INFORMATION PROVIDED:
* begin *
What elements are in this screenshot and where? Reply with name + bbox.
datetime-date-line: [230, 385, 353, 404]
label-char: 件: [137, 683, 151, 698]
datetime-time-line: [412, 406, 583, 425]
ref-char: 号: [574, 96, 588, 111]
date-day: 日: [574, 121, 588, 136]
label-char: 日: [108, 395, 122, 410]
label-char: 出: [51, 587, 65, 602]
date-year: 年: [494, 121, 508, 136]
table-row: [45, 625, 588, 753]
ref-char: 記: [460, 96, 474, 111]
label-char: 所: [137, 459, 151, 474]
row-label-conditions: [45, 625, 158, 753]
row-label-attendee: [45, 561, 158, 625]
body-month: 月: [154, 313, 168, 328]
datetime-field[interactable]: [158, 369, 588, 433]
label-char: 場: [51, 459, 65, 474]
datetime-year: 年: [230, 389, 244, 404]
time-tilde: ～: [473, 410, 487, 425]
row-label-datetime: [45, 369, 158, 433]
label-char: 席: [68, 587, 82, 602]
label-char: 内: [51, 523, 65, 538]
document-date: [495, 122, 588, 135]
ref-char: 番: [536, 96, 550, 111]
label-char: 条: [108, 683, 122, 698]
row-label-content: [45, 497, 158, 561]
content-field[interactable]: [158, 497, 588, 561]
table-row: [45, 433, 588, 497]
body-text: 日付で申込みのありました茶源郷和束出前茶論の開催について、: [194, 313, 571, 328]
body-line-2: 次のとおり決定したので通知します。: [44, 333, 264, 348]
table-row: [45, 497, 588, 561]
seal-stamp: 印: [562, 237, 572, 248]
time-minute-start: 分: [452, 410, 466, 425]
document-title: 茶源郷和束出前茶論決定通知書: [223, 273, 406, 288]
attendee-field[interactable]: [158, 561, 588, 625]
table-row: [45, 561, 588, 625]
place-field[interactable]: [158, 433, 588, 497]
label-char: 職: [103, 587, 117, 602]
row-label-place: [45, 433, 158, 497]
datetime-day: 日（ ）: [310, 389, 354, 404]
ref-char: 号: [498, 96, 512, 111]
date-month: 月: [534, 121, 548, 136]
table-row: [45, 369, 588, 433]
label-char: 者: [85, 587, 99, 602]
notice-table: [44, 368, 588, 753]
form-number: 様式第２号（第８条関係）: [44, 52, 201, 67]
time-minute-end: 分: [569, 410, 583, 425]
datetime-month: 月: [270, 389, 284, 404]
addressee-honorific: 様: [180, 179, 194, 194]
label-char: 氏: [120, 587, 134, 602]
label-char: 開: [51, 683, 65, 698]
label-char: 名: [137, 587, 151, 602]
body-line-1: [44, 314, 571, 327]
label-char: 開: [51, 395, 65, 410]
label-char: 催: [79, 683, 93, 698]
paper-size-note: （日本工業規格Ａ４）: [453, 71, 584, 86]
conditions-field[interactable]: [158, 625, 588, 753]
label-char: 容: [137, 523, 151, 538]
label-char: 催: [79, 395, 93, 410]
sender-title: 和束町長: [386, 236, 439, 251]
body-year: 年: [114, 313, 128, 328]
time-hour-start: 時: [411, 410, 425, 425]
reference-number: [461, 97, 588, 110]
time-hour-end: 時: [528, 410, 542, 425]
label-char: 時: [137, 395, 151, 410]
* end *
Reproduce every line of the records above without changing anything.

SOLUTION TO THIS EXERCISE:
What elements are in this screenshot and where? Reply with name + bbox.
datetime-date-line: [230, 385, 353, 404]
label-char: 件: [137, 683, 151, 698]
datetime-time-line: [412, 406, 583, 425]
ref-char: 号: [574, 96, 588, 111]
date-day: 日: [574, 121, 588, 136]
label-char: 日: [108, 395, 122, 410]
label-char: 出: [51, 587, 65, 602]
date-year: 年: [494, 121, 508, 136]
table-row: [45, 625, 588, 753]
ref-char: 記: [460, 96, 474, 111]
label-char: 所: [137, 459, 151, 474]
row-label-conditions: [45, 625, 158, 753]
row-label-attendee: [45, 561, 158, 625]
body-month: 月: [154, 313, 168, 328]
datetime-field[interactable]: [158, 369, 588, 433]
label-char: 場: [51, 459, 65, 474]
datetime-year: 年: [230, 389, 244, 404]
time-tilde: ～: [473, 410, 487, 425]
row-label-datetime: [45, 369, 158, 433]
label-char: 席: [68, 587, 82, 602]
label-char: 内: [51, 523, 65, 538]
document-date: [495, 122, 588, 135]
ref-char: 番: [536, 96, 550, 111]
label-char: 条: [108, 683, 122, 698]
row-label-content: [45, 497, 158, 561]
content-field[interactable]: [158, 497, 588, 561]
table-row: [45, 433, 588, 497]
body-text: 日付で申込みのありました茶源郷和束出前茶論の開催について、: [194, 313, 571, 328]
body-line-2: 次のとおり決定したので通知します。: [44, 333, 264, 348]
table-row: [45, 497, 588, 561]
seal-stamp: 印: [562, 237, 572, 248]
time-minute-start: 分: [452, 410, 466, 425]
document-title: 茶源郷和束出前茶論決定通知書: [223, 273, 406, 288]
attendee-field[interactable]: [158, 561, 588, 625]
table-row: [45, 561, 588, 625]
place-field[interactable]: [158, 433, 588, 497]
label-char: 職: [103, 587, 117, 602]
row-label-place: [45, 433, 158, 497]
datetime-day: 日（ ）: [310, 389, 354, 404]
ref-char: 号: [498, 96, 512, 111]
date-month: 月: [534, 121, 548, 136]
table-row: [45, 369, 588, 433]
label-char: 者: [85, 587, 99, 602]
notice-table: [44, 368, 588, 753]
form-number: 様式第２号（第８条関係）: [44, 52, 201, 67]
time-minute-end: 分: [569, 410, 583, 425]
datetime-month: 月: [270, 389, 284, 404]
addressee-honorific: 様: [180, 179, 194, 194]
label-char: 氏: [120, 587, 134, 602]
label-char: 開: [51, 683, 65, 698]
label-char: 名: [137, 587, 151, 602]
body-line-1: [44, 314, 571, 327]
label-char: 開: [51, 395, 65, 410]
label-char: 催: [79, 683, 93, 698]
paper-size-note: （日本工業規格Ａ４）: [453, 71, 584, 86]
conditions-field[interactable]: [158, 625, 588, 753]
label-char: 容: [137, 523, 151, 538]
label-char: 催: [79, 395, 93, 410]
sender-title: 和束町長: [386, 236, 439, 251]
body-year: 年: [114, 313, 128, 328]
time-hour-start: 時: [411, 410, 425, 425]
reference-number: [461, 97, 588, 110]
time-hour-end: 時: [528, 410, 542, 425]
label-char: 時: [137, 395, 151, 410]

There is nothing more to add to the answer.